------ Entries shown ------

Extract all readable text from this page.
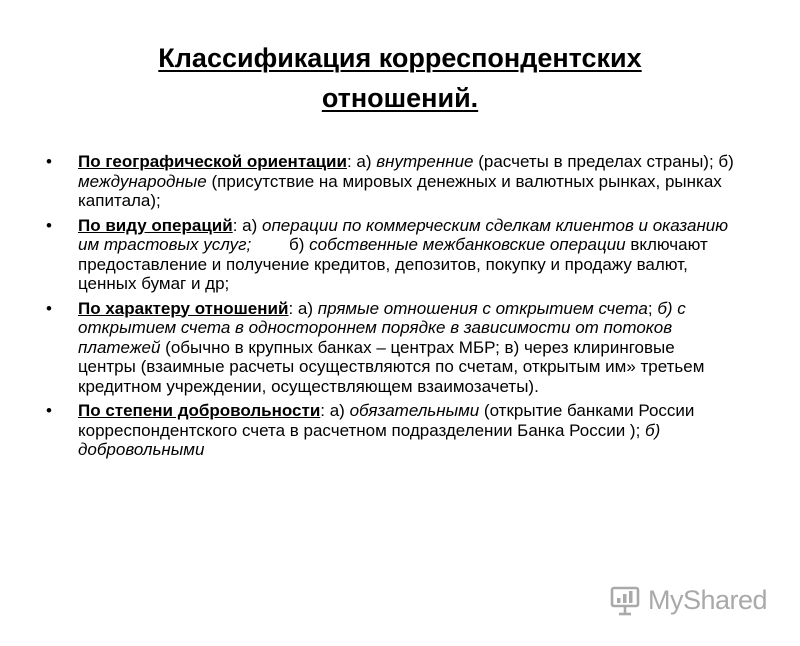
Классификация корреспондентских
отношений.
• По географической ориентации: а) внутренние (расчеты в пределах страны); б) международные (присутствие на мировых денежных и валютных рынках, рынках капитала);
• По виду операций: а) операции по коммерческим сделкам клиентов и оказанию им трастовых услуг;        б) собственные межбанковские операции включают предоставление и получение кредитов, депозитов, покупку и продажу валют, ценных бумаг и др;
• По характеру отношений: а) прямые отношения с открытием счета; б) с открытием счета в одностороннем порядке в зависимости от потоков платежей (обычно в крупных банках – центрах МБР; в) через клиринговые центры (взаимные расчеты осуществляются по счетам, открытым им» третьем кредитном учреждении, осуществляющем взаимозачеты).
• По степени добровольности: а) обязательными (открытие банками России корреспондентского счета в расчетном подразделении Банка России ); б) добровольными
MyShared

------

[Work to be completed]
Images must not appear in the copy; reproduce everything else in the records verbatim.

[Written answer]
Extract all readable text from this page.
Классификация корреспондентских
отношений.
• По географической ориентации: а) внутренние (расчеты в пределах страны); б) международные (присутствие на мировых денежных и валютных рынках, рынках капитала);
• По виду операций: а) операции по коммерческим сделкам клиентов и оказанию им трастовых услуг;        б) собственные межбанковские операции включают предоставление и получение кредитов, депозитов, покупку и продажу валют, ценных бумаг и др;
• По характеру отношений: а) прямые отношения с открытием счета; б) с открытием счета в одностороннем порядке в зависимости от потоков платежей (обычно в крупных банках – центрах МБР; в) через клиринговые центры (взаимные расчеты осуществляются по счетам, открытым им» третьем кредитном учреждении, осуществляющем взаимозачеты).
• По степени добровольности: а) обязательными (открытие банками России корреспондентского счета в расчетном подразделении Банка России ); б) добровольными
MyShared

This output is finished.